§ Problem to solve
Find all lines in the listing that include the word "arcmin", then copy them.

§ Records for this exercise
START

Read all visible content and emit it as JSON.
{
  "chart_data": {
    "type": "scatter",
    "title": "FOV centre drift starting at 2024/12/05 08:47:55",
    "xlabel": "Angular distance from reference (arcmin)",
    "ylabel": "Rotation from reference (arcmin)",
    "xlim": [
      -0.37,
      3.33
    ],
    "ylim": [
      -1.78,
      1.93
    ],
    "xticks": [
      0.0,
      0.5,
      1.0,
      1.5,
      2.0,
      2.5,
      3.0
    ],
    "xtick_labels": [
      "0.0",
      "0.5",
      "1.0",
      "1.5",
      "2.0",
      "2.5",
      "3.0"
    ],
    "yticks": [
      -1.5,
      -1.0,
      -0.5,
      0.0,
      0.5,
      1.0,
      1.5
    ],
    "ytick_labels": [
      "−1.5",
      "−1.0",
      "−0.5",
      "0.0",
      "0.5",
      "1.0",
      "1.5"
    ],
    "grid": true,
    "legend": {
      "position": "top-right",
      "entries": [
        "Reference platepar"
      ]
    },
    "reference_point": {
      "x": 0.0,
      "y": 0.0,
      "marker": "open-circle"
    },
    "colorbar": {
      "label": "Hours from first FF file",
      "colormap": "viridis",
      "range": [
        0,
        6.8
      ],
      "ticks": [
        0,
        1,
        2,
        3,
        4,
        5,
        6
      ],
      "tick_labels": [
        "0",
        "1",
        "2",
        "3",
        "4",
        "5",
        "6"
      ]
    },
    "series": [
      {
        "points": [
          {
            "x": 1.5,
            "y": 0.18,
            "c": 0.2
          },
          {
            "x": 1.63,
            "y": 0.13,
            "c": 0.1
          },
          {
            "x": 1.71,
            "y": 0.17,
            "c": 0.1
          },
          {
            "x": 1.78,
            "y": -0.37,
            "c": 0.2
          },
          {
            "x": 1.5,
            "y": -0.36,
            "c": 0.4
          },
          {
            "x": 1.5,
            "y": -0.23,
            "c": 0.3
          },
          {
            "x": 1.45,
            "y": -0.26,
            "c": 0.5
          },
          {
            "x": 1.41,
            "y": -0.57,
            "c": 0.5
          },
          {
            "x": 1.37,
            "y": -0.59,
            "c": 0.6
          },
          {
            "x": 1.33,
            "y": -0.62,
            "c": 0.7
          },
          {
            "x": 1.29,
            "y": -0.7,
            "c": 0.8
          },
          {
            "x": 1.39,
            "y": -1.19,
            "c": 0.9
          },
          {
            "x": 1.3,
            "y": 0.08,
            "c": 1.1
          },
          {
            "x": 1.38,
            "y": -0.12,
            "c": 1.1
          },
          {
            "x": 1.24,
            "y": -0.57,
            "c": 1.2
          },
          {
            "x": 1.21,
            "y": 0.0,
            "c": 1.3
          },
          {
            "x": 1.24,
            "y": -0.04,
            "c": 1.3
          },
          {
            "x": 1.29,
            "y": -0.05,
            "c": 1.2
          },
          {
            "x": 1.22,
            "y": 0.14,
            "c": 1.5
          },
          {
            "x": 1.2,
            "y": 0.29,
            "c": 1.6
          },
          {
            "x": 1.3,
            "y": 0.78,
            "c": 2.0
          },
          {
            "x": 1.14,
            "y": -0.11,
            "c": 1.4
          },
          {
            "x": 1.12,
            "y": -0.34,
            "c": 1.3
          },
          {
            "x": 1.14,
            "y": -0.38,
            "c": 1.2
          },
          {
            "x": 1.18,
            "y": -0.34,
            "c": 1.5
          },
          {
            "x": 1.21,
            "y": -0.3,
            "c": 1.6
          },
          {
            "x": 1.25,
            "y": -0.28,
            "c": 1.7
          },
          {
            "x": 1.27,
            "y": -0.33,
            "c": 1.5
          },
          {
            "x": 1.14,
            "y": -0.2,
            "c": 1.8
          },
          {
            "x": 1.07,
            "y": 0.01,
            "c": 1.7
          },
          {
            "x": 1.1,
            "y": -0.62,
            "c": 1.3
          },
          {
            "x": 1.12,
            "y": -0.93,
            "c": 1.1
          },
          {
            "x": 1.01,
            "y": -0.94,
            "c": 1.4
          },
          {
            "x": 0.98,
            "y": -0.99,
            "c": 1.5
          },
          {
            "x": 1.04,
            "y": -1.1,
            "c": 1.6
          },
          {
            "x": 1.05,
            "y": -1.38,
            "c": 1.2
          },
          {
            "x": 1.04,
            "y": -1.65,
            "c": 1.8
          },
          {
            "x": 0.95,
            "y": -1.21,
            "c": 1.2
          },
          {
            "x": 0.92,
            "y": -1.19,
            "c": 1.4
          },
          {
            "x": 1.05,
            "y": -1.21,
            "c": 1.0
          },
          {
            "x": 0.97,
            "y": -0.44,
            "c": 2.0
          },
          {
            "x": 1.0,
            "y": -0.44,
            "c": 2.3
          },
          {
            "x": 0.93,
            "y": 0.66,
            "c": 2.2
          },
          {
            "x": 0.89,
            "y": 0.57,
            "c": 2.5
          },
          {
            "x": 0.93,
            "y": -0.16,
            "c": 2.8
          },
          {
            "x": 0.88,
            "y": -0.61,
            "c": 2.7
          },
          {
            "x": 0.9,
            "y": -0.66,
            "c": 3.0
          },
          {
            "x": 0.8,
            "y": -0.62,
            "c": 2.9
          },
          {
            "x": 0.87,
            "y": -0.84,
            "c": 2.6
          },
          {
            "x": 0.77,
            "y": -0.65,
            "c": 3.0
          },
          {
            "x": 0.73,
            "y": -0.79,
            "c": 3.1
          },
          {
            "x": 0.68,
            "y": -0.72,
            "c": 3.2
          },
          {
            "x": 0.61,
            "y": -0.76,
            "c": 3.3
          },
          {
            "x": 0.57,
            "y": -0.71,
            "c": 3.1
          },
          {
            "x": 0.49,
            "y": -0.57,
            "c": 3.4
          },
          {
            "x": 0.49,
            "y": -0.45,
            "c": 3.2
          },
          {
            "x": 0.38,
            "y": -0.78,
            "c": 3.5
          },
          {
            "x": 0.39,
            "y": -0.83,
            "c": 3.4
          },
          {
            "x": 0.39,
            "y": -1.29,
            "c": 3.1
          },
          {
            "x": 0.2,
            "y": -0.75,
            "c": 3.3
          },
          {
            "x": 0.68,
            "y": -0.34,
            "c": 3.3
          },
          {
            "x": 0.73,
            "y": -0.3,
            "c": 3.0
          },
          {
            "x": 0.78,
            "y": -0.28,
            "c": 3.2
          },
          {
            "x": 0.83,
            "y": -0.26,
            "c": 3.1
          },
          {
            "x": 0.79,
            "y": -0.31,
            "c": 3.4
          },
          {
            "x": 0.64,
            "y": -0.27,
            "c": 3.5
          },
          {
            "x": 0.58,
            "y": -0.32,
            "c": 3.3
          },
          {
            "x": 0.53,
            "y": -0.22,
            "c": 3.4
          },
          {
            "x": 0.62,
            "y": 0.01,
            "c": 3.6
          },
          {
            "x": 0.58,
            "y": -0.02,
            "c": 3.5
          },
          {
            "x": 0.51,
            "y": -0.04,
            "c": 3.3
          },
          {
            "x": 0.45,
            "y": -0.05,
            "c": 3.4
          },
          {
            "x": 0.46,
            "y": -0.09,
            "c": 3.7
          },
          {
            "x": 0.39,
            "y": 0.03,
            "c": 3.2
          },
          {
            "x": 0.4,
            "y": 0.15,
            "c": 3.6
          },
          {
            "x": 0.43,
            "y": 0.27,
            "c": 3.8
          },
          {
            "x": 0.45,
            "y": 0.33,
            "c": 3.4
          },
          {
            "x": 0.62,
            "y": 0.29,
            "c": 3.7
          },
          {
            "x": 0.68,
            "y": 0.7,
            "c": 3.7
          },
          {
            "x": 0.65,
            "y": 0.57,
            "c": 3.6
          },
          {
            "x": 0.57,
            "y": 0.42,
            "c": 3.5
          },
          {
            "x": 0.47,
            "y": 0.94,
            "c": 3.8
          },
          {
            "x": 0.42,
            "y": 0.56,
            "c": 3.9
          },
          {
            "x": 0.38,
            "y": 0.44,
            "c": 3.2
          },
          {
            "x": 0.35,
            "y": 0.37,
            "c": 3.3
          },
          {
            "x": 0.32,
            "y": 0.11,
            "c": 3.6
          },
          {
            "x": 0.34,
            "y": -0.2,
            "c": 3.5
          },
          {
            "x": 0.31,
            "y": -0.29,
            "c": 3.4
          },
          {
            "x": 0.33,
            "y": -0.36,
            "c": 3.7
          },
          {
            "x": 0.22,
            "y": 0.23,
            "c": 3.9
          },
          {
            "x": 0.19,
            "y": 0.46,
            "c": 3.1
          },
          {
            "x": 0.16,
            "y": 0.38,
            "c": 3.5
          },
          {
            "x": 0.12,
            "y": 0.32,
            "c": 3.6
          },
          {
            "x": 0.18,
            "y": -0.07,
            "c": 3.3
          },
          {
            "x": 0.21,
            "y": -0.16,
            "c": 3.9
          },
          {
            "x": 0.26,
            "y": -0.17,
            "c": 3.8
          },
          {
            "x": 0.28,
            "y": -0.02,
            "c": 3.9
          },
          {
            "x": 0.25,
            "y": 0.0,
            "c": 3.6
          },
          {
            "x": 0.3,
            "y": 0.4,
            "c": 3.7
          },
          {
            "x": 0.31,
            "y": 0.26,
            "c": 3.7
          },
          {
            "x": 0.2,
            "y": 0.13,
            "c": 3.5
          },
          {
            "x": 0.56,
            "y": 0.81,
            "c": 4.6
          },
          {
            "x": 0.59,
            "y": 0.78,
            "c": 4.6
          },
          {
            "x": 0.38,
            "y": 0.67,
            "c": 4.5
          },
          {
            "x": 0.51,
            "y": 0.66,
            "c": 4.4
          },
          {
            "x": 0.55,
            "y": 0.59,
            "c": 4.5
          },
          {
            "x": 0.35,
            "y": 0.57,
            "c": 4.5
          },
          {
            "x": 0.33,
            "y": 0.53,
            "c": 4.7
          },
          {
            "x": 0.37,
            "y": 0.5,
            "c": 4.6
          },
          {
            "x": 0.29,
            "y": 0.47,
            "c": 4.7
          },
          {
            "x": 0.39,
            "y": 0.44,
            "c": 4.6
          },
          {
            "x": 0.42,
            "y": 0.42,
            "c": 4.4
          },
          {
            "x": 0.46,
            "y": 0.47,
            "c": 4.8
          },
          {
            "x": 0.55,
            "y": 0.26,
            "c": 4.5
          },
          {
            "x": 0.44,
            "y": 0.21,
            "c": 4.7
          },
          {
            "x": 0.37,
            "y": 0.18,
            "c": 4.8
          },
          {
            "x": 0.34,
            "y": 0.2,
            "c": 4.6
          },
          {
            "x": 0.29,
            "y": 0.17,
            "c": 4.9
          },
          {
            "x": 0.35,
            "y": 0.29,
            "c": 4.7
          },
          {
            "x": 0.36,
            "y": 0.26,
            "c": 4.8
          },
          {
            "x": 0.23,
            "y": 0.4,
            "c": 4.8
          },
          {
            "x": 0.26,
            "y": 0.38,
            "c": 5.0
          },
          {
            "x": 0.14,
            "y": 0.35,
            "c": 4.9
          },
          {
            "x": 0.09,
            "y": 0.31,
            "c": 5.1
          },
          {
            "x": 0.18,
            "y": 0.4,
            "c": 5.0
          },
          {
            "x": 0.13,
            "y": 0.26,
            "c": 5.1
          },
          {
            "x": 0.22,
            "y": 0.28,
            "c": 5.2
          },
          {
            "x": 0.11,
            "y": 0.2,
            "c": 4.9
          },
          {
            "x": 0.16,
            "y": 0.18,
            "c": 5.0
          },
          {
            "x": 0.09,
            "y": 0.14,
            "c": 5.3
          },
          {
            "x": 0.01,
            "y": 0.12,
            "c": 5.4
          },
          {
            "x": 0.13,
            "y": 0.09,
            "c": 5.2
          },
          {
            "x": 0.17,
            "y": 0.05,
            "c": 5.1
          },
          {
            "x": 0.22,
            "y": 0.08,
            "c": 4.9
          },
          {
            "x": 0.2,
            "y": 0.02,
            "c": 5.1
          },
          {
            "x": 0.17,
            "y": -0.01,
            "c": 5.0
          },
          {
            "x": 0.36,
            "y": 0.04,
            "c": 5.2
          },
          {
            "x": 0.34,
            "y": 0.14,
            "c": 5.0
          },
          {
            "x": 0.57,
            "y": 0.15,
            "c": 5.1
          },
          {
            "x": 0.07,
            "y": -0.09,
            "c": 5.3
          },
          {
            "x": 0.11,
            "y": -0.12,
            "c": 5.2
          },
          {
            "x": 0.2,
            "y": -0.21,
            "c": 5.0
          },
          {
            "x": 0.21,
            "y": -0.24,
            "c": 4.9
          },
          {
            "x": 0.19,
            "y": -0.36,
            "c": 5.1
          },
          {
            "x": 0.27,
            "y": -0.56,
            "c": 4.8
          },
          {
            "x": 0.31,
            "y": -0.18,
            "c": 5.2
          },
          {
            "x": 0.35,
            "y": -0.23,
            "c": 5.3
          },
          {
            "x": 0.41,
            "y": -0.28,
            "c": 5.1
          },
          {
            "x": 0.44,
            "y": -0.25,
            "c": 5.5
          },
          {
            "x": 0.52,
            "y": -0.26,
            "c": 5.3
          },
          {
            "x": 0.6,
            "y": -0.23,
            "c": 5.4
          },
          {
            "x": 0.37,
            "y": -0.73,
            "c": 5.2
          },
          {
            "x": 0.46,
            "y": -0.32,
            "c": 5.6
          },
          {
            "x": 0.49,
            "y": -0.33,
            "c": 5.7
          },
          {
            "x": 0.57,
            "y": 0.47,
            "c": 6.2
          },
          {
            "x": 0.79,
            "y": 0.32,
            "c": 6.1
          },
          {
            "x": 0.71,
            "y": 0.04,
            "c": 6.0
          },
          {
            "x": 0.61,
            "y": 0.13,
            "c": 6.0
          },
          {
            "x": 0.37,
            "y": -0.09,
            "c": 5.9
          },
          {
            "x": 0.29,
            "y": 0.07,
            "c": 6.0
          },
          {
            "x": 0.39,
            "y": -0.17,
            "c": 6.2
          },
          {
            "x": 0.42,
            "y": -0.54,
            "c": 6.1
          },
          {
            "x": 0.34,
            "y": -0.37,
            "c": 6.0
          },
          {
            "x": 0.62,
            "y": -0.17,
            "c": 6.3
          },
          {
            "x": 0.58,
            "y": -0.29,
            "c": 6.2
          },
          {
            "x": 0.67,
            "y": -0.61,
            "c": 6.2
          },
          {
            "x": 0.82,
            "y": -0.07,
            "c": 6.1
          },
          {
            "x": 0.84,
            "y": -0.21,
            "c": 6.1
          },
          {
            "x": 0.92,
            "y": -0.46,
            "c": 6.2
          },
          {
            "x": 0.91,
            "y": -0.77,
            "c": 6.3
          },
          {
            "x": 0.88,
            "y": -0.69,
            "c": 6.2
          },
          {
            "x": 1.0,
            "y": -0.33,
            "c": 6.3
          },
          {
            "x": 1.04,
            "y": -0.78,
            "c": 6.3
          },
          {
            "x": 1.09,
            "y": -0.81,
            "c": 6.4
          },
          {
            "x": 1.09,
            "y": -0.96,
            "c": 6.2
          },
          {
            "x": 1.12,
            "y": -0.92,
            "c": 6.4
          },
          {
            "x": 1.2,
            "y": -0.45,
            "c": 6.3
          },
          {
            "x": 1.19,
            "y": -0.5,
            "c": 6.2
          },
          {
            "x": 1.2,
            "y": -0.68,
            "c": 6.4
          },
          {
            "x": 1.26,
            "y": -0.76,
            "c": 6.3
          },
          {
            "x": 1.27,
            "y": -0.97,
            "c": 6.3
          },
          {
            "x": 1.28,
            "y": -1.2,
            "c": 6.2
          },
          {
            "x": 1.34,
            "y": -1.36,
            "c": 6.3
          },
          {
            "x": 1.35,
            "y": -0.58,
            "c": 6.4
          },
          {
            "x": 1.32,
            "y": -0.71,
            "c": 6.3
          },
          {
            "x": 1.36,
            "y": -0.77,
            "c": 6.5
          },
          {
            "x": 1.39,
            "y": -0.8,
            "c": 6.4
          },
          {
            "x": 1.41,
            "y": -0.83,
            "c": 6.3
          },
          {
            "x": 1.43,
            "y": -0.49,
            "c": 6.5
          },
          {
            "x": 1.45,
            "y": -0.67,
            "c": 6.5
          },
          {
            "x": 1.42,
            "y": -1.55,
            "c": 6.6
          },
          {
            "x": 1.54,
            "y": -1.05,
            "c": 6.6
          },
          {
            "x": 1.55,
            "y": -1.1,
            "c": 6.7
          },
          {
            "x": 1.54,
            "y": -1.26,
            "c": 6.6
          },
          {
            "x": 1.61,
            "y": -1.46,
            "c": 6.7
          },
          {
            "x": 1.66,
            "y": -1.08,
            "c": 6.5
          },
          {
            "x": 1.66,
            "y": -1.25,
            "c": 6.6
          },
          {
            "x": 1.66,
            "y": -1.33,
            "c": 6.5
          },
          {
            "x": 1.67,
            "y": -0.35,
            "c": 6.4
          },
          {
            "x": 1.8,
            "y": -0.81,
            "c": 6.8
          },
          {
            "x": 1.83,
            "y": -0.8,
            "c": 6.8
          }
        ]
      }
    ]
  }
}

END

§ Output below
    "xlabel": "Angular distance from reference (arcmin)",
    "ylabel": "Rotation from reference (arcmin)",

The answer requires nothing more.